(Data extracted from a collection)
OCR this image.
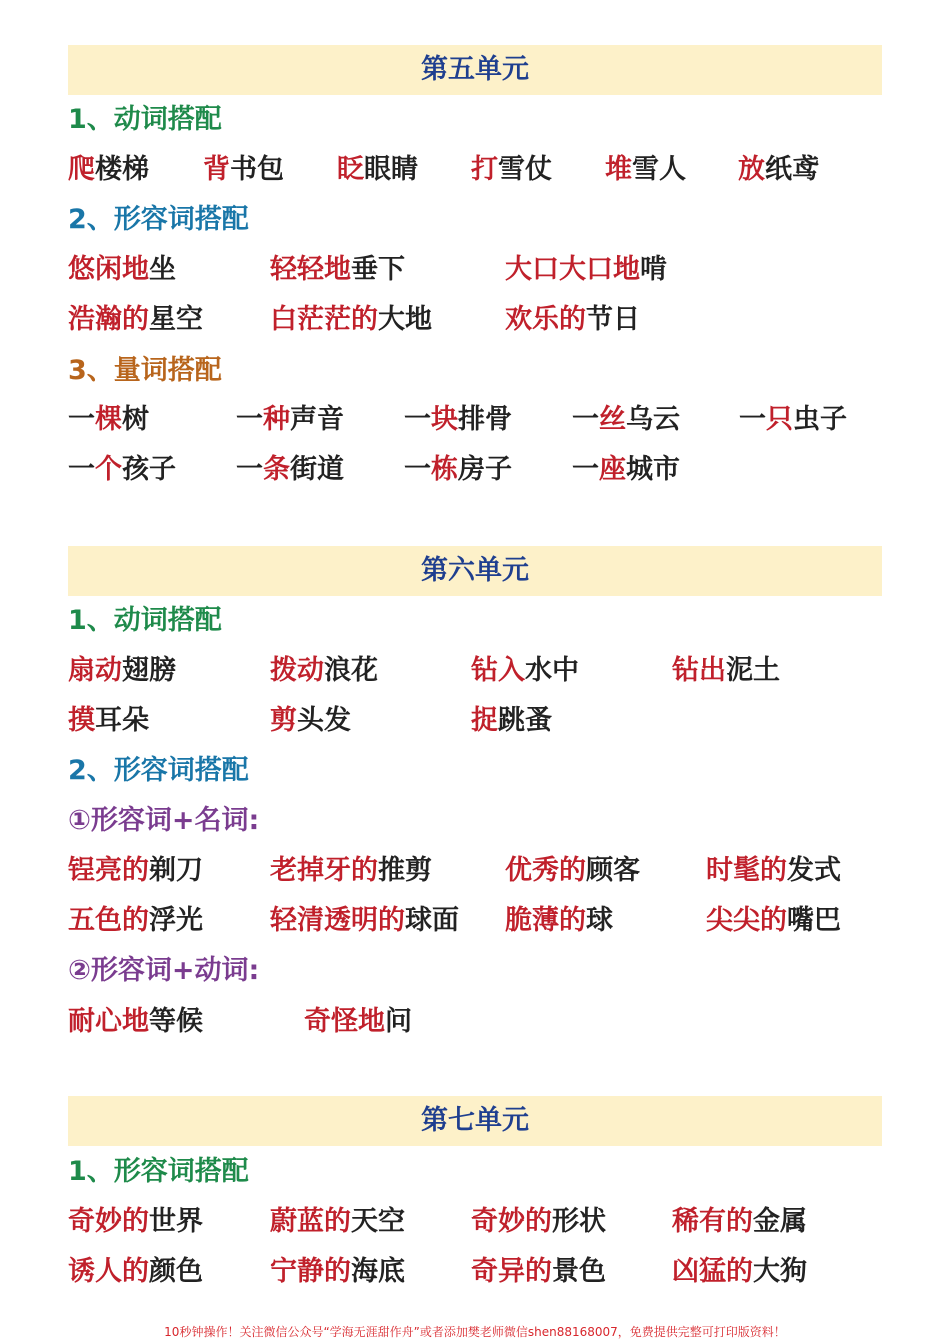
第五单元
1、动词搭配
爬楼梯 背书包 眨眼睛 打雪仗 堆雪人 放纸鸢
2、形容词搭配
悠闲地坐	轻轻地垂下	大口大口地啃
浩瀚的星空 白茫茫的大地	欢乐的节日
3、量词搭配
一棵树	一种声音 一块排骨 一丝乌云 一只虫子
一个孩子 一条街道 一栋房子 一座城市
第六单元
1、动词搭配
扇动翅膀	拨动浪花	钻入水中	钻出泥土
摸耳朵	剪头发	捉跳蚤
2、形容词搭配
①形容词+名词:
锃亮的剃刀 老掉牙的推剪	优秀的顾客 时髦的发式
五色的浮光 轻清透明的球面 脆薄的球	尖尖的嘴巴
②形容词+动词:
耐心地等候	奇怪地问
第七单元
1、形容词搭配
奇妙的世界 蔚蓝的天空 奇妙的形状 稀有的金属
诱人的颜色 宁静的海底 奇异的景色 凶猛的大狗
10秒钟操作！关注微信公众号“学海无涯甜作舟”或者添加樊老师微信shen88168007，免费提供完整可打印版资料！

■ What is needed
Copy out all the data exactly; skip the pictures.

■ The output
OCR this image.
第五单元
1、动词搭配
爬楼梯 背书包 眨眼睛 打雪仗 堆雪人 放纸鸢
2、形容词搭配
悠闲地坐	轻轻地垂下	大口大口地啃
浩瀚的星空 白茫茫的大地	欢乐的节日
3、量词搭配
一棵树	一种声音 一块排骨 一丝乌云 一只虫子
一个孩子 一条街道 一栋房子 一座城市
第六单元
1、动词搭配
扇动翅膀	拨动浪花	钻入水中	钻出泥土
摸耳朵	剪头发	捉跳蚤
2、形容词搭配
①形容词+名词:
锃亮的剃刀 老掉牙的推剪	优秀的顾客 时髦的发式
五色的浮光 轻清透明的球面 脆薄的球	尖尖的嘴巴
②形容词+动词:
耐心地等候	奇怪地问
第七单元
1、形容词搭配
奇妙的世界 蔚蓝的天空 奇妙的形状 稀有的金属
诱人的颜色 宁静的海底 奇异的景色 凶猛的大狗
10秒钟操作！关注微信公众号“学海无涯甜作舟”或者添加樊老师微信shen88168007，免费提供完整可打印版资料！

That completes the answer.